## WHAT IS NEEDED
Images appear in the records below; leave them out and repeat everything else exactly.

########

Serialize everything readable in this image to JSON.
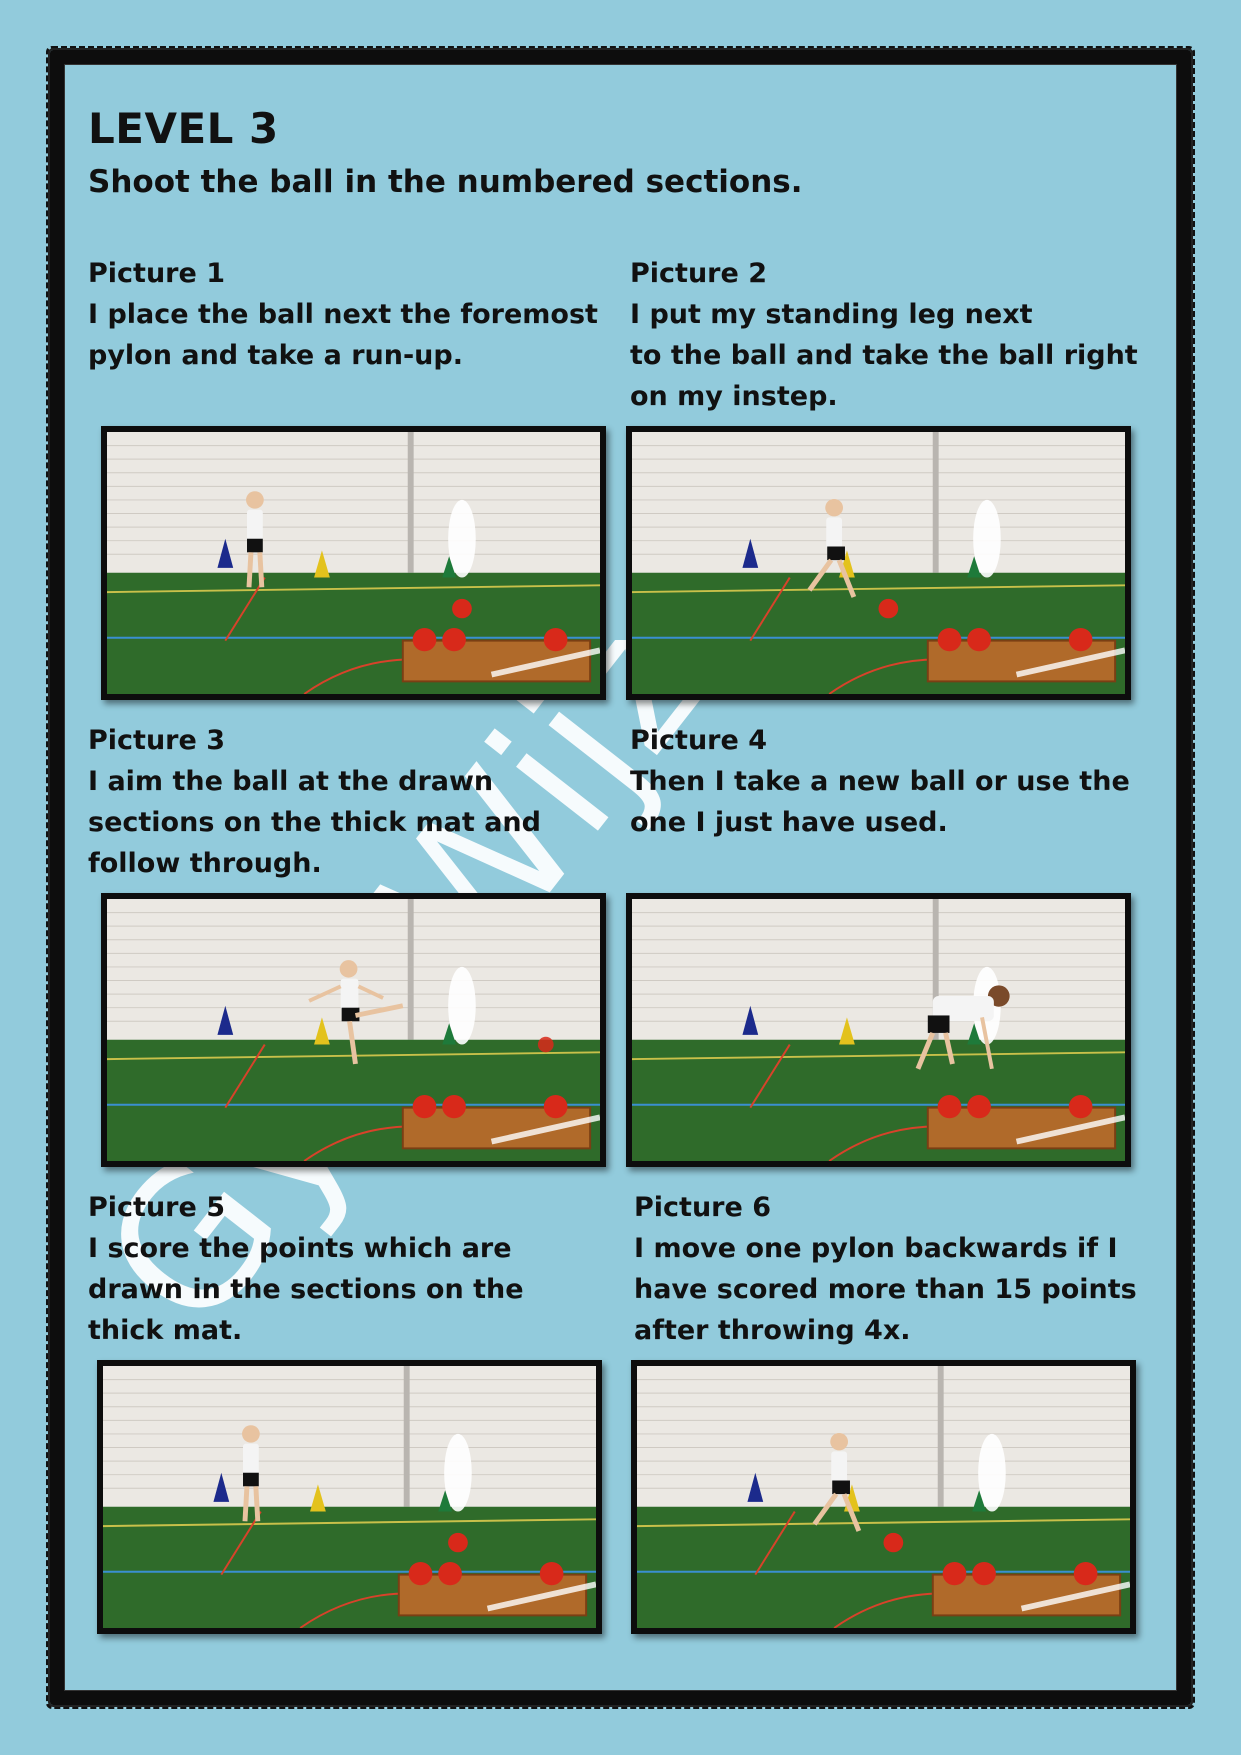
{
  "heading": "LEVEL 3",
  "subheading": "Shoot the ball in the numbered sections.",
  "watermark_text": "GymWijzer",
  "steps": [
    {
      "title": "Picture 1",
      "text": "I place the ball next the foremost\npylon and take a run-up.",
      "photo_icon": "photo-boy-standing"
    },
    {
      "title": "Picture 2",
      "text": "I put my standing leg next\nto the ball and take the ball right\non my instep.",
      "photo_icon": "photo-boy-kicking"
    },
    {
      "title": "Picture 3",
      "text": "I aim the ball at the drawn\nsections on the thick mat and\nfollow through.",
      "photo_icon": "photo-boy-follow-through"
    },
    {
      "title": "Picture 4",
      "text": "Then I take a new ball or use the\none I just have used.",
      "photo_icon": "photo-boy-picking-ball"
    },
    {
      "title": "Picture 5",
      "text": "I score the points which are\ndrawn in the sections on the\nthick mat.",
      "photo_icon": "photo-boy-standing"
    },
    {
      "title": "Picture 6",
      "text": "I move one pylon backwards if I\nhave scored more than 15 points\nafter throwing 4x.",
      "photo_icon": "photo-boy-kicking"
    }
  ],
  "colors": {
    "background": "#92cbdc",
    "frame": "#0d0d0d",
    "floor": "#2f6b2a",
    "ball": "#d8291a"
  }
}
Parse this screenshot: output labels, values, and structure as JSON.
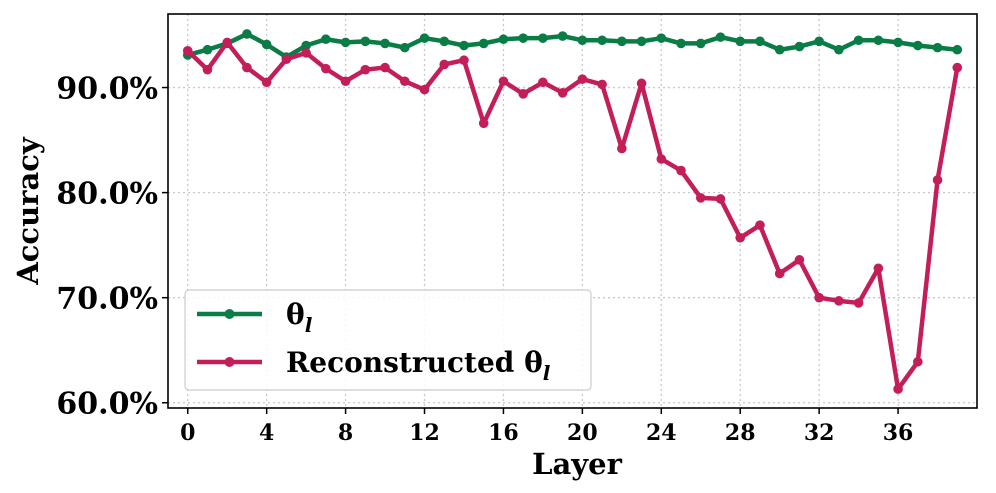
{
  "chart_data": {
    "type": "line",
    "xlabel": "Layer",
    "ylabel": "Accuracy",
    "xlim": [
      -1,
      40
    ],
    "ylim": [
      59.5,
      97.0
    ],
    "xticks": [
      0,
      4,
      8,
      12,
      16,
      20,
      24,
      28,
      32,
      36
    ],
    "xtick_labels": [
      "0",
      "4",
      "8",
      "12",
      "16",
      "20",
      "24",
      "28",
      "32",
      "36"
    ],
    "yticks": [
      60,
      70,
      80,
      90
    ],
    "ytick_labels": [
      "60.0%",
      "70.0%",
      "80.0%",
      "90.0%"
    ],
    "grid": true,
    "legend_position": "lower-left",
    "x": [
      0,
      1,
      2,
      3,
      4,
      5,
      6,
      7,
      8,
      9,
      10,
      11,
      12,
      13,
      14,
      15,
      16,
      17,
      18,
      19,
      20,
      21,
      22,
      23,
      24,
      25,
      26,
      27,
      28,
      29,
      30,
      31,
      32,
      33,
      34,
      35,
      36,
      37,
      38,
      39
    ],
    "series": [
      {
        "name": "θ",
        "name_sub": "l",
        "color": "#0a7c45",
        "values": [
          93.1,
          93.6,
          94.2,
          95.1,
          94.1,
          92.9,
          94.0,
          94.6,
          94.3,
          94.4,
          94.2,
          93.8,
          94.7,
          94.4,
          94.0,
          94.2,
          94.6,
          94.7,
          94.7,
          94.9,
          94.5,
          94.5,
          94.4,
          94.4,
          94.7,
          94.2,
          94.2,
          94.8,
          94.4,
          94.4,
          93.6,
          93.9,
          94.4,
          93.6,
          94.5,
          94.5,
          94.3,
          94.0,
          93.8,
          93.6
        ]
      },
      {
        "name": "Reconstructed θ",
        "name_sub": "l",
        "color": "#c41e5a",
        "values": [
          93.5,
          91.7,
          94.3,
          91.9,
          90.5,
          92.7,
          93.3,
          91.8,
          90.6,
          91.7,
          91.9,
          90.6,
          89.8,
          92.2,
          92.6,
          86.6,
          90.6,
          89.4,
          90.5,
          89.5,
          90.8,
          90.3,
          84.2,
          90.4,
          83.2,
          82.1,
          79.5,
          79.4,
          75.7,
          76.9,
          72.3,
          73.6,
          70.0,
          69.7,
          69.5,
          72.8,
          61.3,
          63.9,
          81.2,
          91.9
        ]
      }
    ]
  }
}
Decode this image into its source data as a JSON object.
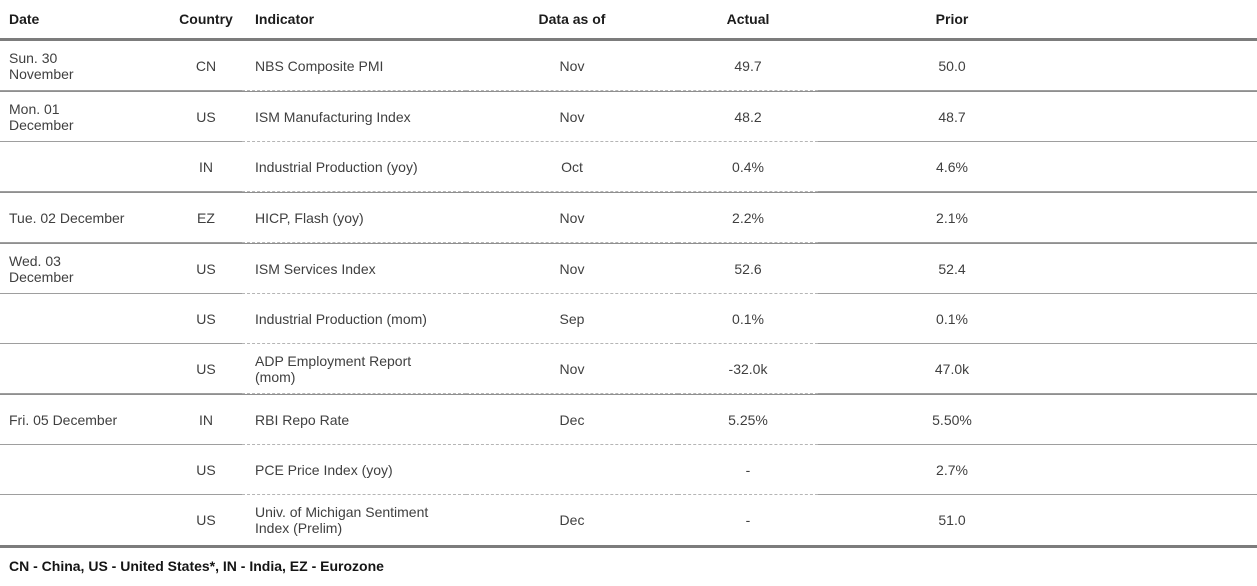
{
  "table": {
    "columns": [
      "Date",
      "Country",
      "Indicator",
      "Data as of",
      "Actual",
      "Prior"
    ],
    "rows": [
      {
        "date": "Sun. 30\nNovember",
        "country": "CN",
        "indicator": "NBS Composite PMI",
        "data_as_of": "Nov",
        "actual": "49.7",
        "prior": "50.0",
        "group_start": true
      },
      {
        "date": "Mon. 01\nDecember",
        "country": "US",
        "indicator": "ISM Manufacturing Index",
        "data_as_of": "Nov",
        "actual": "48.2",
        "prior": "48.7",
        "group_start": true
      },
      {
        "date": "",
        "country": "IN",
        "indicator": "Industrial Production (yoy)",
        "data_as_of": "Oct",
        "actual": "0.4%",
        "prior": "4.6%",
        "group_start": false
      },
      {
        "date": "Tue. 02 December",
        "country": "EZ",
        "indicator": "HICP, Flash (yoy)",
        "data_as_of": "Nov",
        "actual": "2.2%",
        "prior": "2.1%",
        "group_start": true
      },
      {
        "date": "Wed. 03\nDecember",
        "country": "US",
        "indicator": "ISM Services Index",
        "data_as_of": "Nov",
        "actual": "52.6",
        "prior": "52.4",
        "group_start": true
      },
      {
        "date": "",
        "country": "US",
        "indicator": "Industrial Production (mom)",
        "data_as_of": "Sep",
        "actual": "0.1%",
        "prior": "0.1%",
        "group_start": false
      },
      {
        "date": "",
        "country": "US",
        "indicator": "ADP Employment Report\n(mom)",
        "data_as_of": "Nov",
        "actual": "-32.0k",
        "prior": "47.0k",
        "group_start": false
      },
      {
        "date": "Fri. 05 December",
        "country": "IN",
        "indicator": "RBI Repo Rate",
        "data_as_of": "Dec",
        "actual": "5.25%",
        "prior": "5.50%",
        "group_start": true
      },
      {
        "date": "",
        "country": "US",
        "indicator": "PCE Price Index (yoy)",
        "data_as_of": "",
        "actual": "-",
        "prior": "2.7%",
        "group_start": false
      },
      {
        "date": "",
        "country": "US",
        "indicator": "Univ. of Michigan Sentiment\nIndex (Prelim)",
        "data_as_of": "Dec",
        "actual": "-",
        "prior": "51.0",
        "group_start": false
      }
    ]
  },
  "footnote": "CN - China, US - United States*, IN - India, EZ - Eurozone",
  "colors": {
    "heavy_rule": "#7c7c7c",
    "solid_rule": "#9e9e9e",
    "dashed_rule": "#b5b5b5",
    "body_text": "#3f3f3f",
    "heading_text": "#1c1c1c"
  }
}
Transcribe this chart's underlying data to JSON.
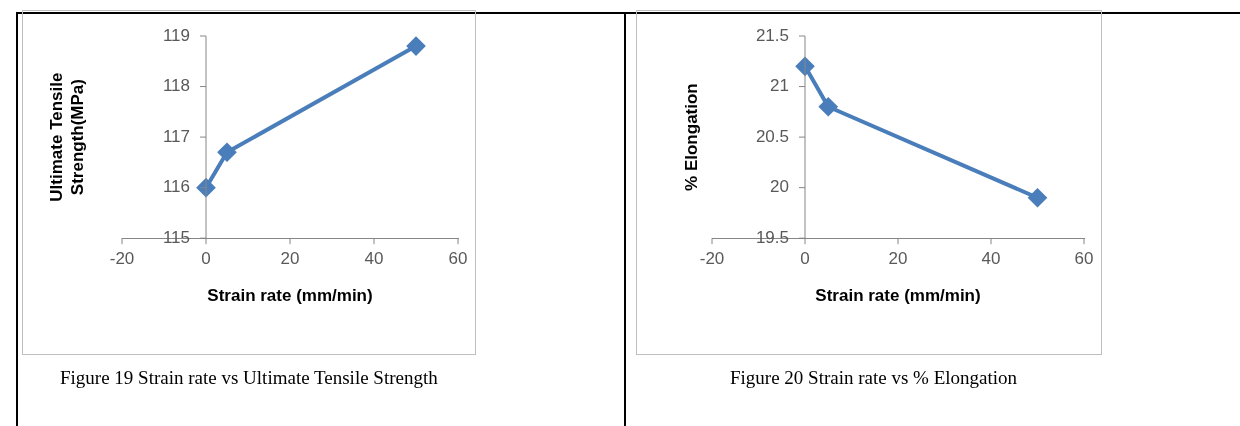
{
  "chart_data": [
    {
      "type": "line",
      "x": [
        0,
        5,
        50
      ],
      "series": [
        {
          "color": "#4a7ebb",
          "values": [
            116,
            116.7,
            118.8
          ]
        }
      ],
      "xlim": [
        -20,
        60
      ],
      "xticks": [
        -20,
        0,
        20,
        40,
        60
      ],
      "ylim": [
        115,
        119
      ],
      "yticks": [
        115,
        116,
        117,
        118,
        119
      ],
      "xlabel": "Strain rate (mm/min)",
      "ylabel": "Ultimate Tensile Strength(MPa)",
      "marker": "diamond",
      "grid": false,
      "legend": false,
      "annotations": [
        "Figure 19 Strain rate vs Ultimate Tensile Strength"
      ]
    },
    {
      "type": "line",
      "x": [
        0,
        5,
        50
      ],
      "series": [
        {
          "color": "#4a7ebb",
          "values": [
            21.2,
            20.8,
            19.9
          ]
        }
      ],
      "xlim": [
        -20,
        60
      ],
      "xticks": [
        -20,
        0,
        20,
        40,
        60
      ],
      "ylim": [
        19.5,
        21.5
      ],
      "yticks": [
        19.5,
        20,
        20.5,
        21,
        21.5
      ],
      "xlabel": "Strain rate (mm/min)",
      "ylabel": "% Elongation",
      "marker": "diamond",
      "grid": false,
      "legend": false,
      "annotations": [
        "Figure 20 Strain rate vs % Elongation"
      ]
    }
  ]
}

########

## SOLUTION TO THIS EXERCISE
Serialize everything readable in this image to JSON.
{
  "heading": "LEVEL 3",
  "subheading": "Shoot the ball in the numbered sections.",
  "watermark_text": "GymWijzer",
  "steps": [
    {
      "title": "Picture 1",
      "text": "I place the ball next the foremost\npylon and take a run-up.",
      "photo_icon": "photo-boy-standing"
    },
    {
      "title": "Picture 2",
      "text": "I put my standing leg next\nto the ball and take the ball right\non my instep.",
      "photo_icon": "photo-boy-kicking"
    },
    {
      "title": "Picture 3",
      "text": "I aim the ball at the drawn\nsections on the thick mat and\nfollow through.",
      "photo_icon": "photo-boy-follow-through"
    },
    {
      "title": "Picture 4",
      "text": "Then I take a new ball or use the\none I just have used.",
      "photo_icon": "photo-boy-picking-ball"
    },
    {
      "title": "Picture 5",
      "text": "I score the points which are\ndrawn in the sections on the\nthick mat.",
      "photo_icon": "photo-boy-standing"
    },
    {
      "title": "Picture 6",
      "text": "I move one pylon backwards if I\nhave scored more than 15 points\nafter throwing 4x.",
      "photo_icon": "photo-boy-kicking"
    }
  ],
  "colors": {
    "background": "#92cbdc",
    "frame": "#0d0d0d",
    "floor": "#2f6b2a",
    "ball": "#d8291a"
  }
}
Parse this screenshot: output labels, values, and structure as JSON.
{
  "chart_data": {
    "type": "line",
    "xlabel": "Layer",
    "ylabel": "Accuracy",
    "xlim": [
      -1,
      40
    ],
    "ylim": [
      59.5,
      97.0
    ],
    "xticks": [
      0,
      4,
      8,
      12,
      16,
      20,
      24,
      28,
      32,
      36
    ],
    "xtick_labels": [
      "0",
      "4",
      "8",
      "12",
      "16",
      "20",
      "24",
      "28",
      "32",
      "36"
    ],
    "yticks": [
      60,
      70,
      80,
      90
    ],
    "ytick_labels": [
      "60.0%",
      "70.0%",
      "80.0%",
      "90.0%"
    ],
    "grid": true,
    "legend_position": "lower-left",
    "x": [
      0,
      1,
      2,
      3,
      4,
      5,
      6,
      7,
      8,
      9,
      10,
      11,
      12,
      13,
      14,
      15,
      16,
      17,
      18,
      19,
      20,
      21,
      22,
      23,
      24,
      25,
      26,
      27,
      28,
      29,
      30,
      31,
      32,
      33,
      34,
      35,
      36,
      37,
      38,
      39
    ],
    "series": [
      {
        "name": "θ",
        "name_sub": "l",
        "color": "#0a7c45",
        "values": [
          93.1,
          93.6,
          94.2,
          95.1,
          94.1,
          92.9,
          94.0,
          94.6,
          94.3,
          94.4,
          94.2,
          93.8,
          94.7,
          94.4,
          94.0,
          94.2,
          94.6,
          94.7,
          94.7,
          94.9,
          94.5,
          94.5,
          94.4,
          94.4,
          94.7,
          94.2,
          94.2,
          94.8,
          94.4,
          94.4,
          93.6,
          93.9,
          94.4,
          93.6,
          94.5,
          94.5,
          94.3,
          94.0,
          93.8,
          93.6
        ]
      },
      {
        "name": "Reconstructed θ",
        "name_sub": "l",
        "color": "#c41e5a",
        "values": [
          93.5,
          91.7,
          94.3,
          91.9,
          90.5,
          92.7,
          93.3,
          91.8,
          90.6,
          91.7,
          91.9,
          90.6,
          89.8,
          92.2,
          92.6,
          86.6,
          90.6,
          89.4,
          90.5,
          89.5,
          90.8,
          90.3,
          84.2,
          90.4,
          83.2,
          82.1,
          79.5,
          79.4,
          75.7,
          76.9,
          72.3,
          73.6,
          70.0,
          69.7,
          69.5,
          72.8,
          61.3,
          63.9,
          81.2,
          91.9
        ]
      }
    ]
  }
}
Decode this image into its source data as a JSON object.
{
  "table": {
    "columns": [
      "Date",
      "Country",
      "Indicator",
      "Data as of",
      "Actual",
      "Prior"
    ],
    "rows": [
      {
        "date": "Sun. 30\nNovember",
        "country": "CN",
        "indicator": "NBS Composite PMI",
        "data_as_of": "Nov",
        "actual": "49.7",
        "prior": "50.0",
        "group_start": true
      },
      {
        "date": "Mon. 01\nDecember",
        "country": "US",
        "indicator": "ISM Manufacturing Index",
        "data_as_of": "Nov",
        "actual": "48.2",
        "prior": "48.7",
        "group_start": true
      },
      {
        "date": "",
        "country": "IN",
        "indicator": "Industrial Production (yoy)",
        "data_as_of": "Oct",
        "actual": "0.4%",
        "prior": "4.6%",
        "group_start": false
      },
      {
        "date": "Tue. 02 December",
        "country": "EZ",
        "indicator": "HICP, Flash (yoy)",
        "data_as_of": "Nov",
        "actual": "2.2%",
        "prior": "2.1%",
        "group_start": true
      },
      {
        "date": "Wed. 03\nDecember",
        "country": "US",
        "indicator": "ISM Services Index",
        "data_as_of": "Nov",
        "actual": "52.6",
        "prior": "52.4",
        "group_start": true
      },
      {
        "date": "",
        "country": "US",
        "indicator": "Industrial Production (mom)",
        "data_as_of": "Sep",
        "actual": "0.1%",
        "prior": "0.1%",
        "group_start": false
      },
      {
        "date": "",
        "country": "US",
        "indicator": "ADP Employment Report\n(mom)",
        "data_as_of": "Nov",
        "actual": "-32.0k",
        "prior": "47.0k",
        "group_start": false
      },
      {
        "date": "Fri. 05 December",
        "country": "IN",
        "indicator": "RBI Repo Rate",
        "data_as_of": "Dec",
        "actual": "5.25%",
        "prior": "5.50%",
        "group_start": true
      },
      {
        "date": "",
        "country": "US",
        "indicator": "PCE Price Index (yoy)",
        "data_as_of": "",
        "actual": "-",
        "prior": "2.7%",
        "group_start": false
      },
      {
        "date": "",
        "country": "US",
        "indicator": "Univ. of Michigan Sentiment\nIndex (Prelim)",
        "data_as_of": "Dec",
        "actual": "-",
        "prior": "51.0",
        "group_start": false
      }
    ]
  },
  "footnote": "CN - China, US - United States*, IN - India, EZ - Eurozone",
  "colors": {
    "heavy_rule": "#7c7c7c",
    "solid_rule": "#9e9e9e",
    "dashed_rule": "#b5b5b5",
    "body_text": "#3f3f3f",
    "heading_text": "#1c1c1c"
  }
}
Transcribe this chart's underlying data to JSON.
{
  "chart_data": [
    {
      "type": "line",
      "x": [
        0,
        5,
        50
      ],
      "series": [
        {
          "color": "#4a7ebb",
          "values": [
            116,
            116.7,
            118.8
          ]
        }
      ],
      "xlim": [
        -20,
        60
      ],
      "xticks": [
        -20,
        0,
        20,
        40,
        60
      ],
      "ylim": [
        115,
        119
      ],
      "yticks": [
        115,
        116,
        117,
        118,
        119
      ],
      "xlabel": "Strain rate (mm/min)",
      "ylabel": "Ultimate Tensile Strength(MPa)",
      "marker": "diamond",
      "grid": false,
      "legend": false,
      "annotations": [
        "Figure 19 Strain rate vs Ultimate Tensile Strength"
      ]
    },
    {
      "type": "line",
      "x": [
        0,
        5,
        50
      ],
      "series": [
        {
          "color": "#4a7ebb",
          "values": [
            21.2,
            20.8,
            19.9
          ]
        }
      ],
      "xlim": [
        -20,
        60
      ],
      "xticks": [
        -20,
        0,
        20,
        40,
        60
      ],
      "ylim": [
        19.5,
        21.5
      ],
      "yticks": [
        19.5,
        20,
        20.5,
        21,
        21.5
      ],
      "xlabel": "Strain rate (mm/min)",
      "ylabel": "% Elongation",
      "marker": "diamond",
      "grid": false,
      "legend": false,
      "annotations": [
        "Figure 20 Strain rate vs % Elongation"
      ]
    }
  ]
}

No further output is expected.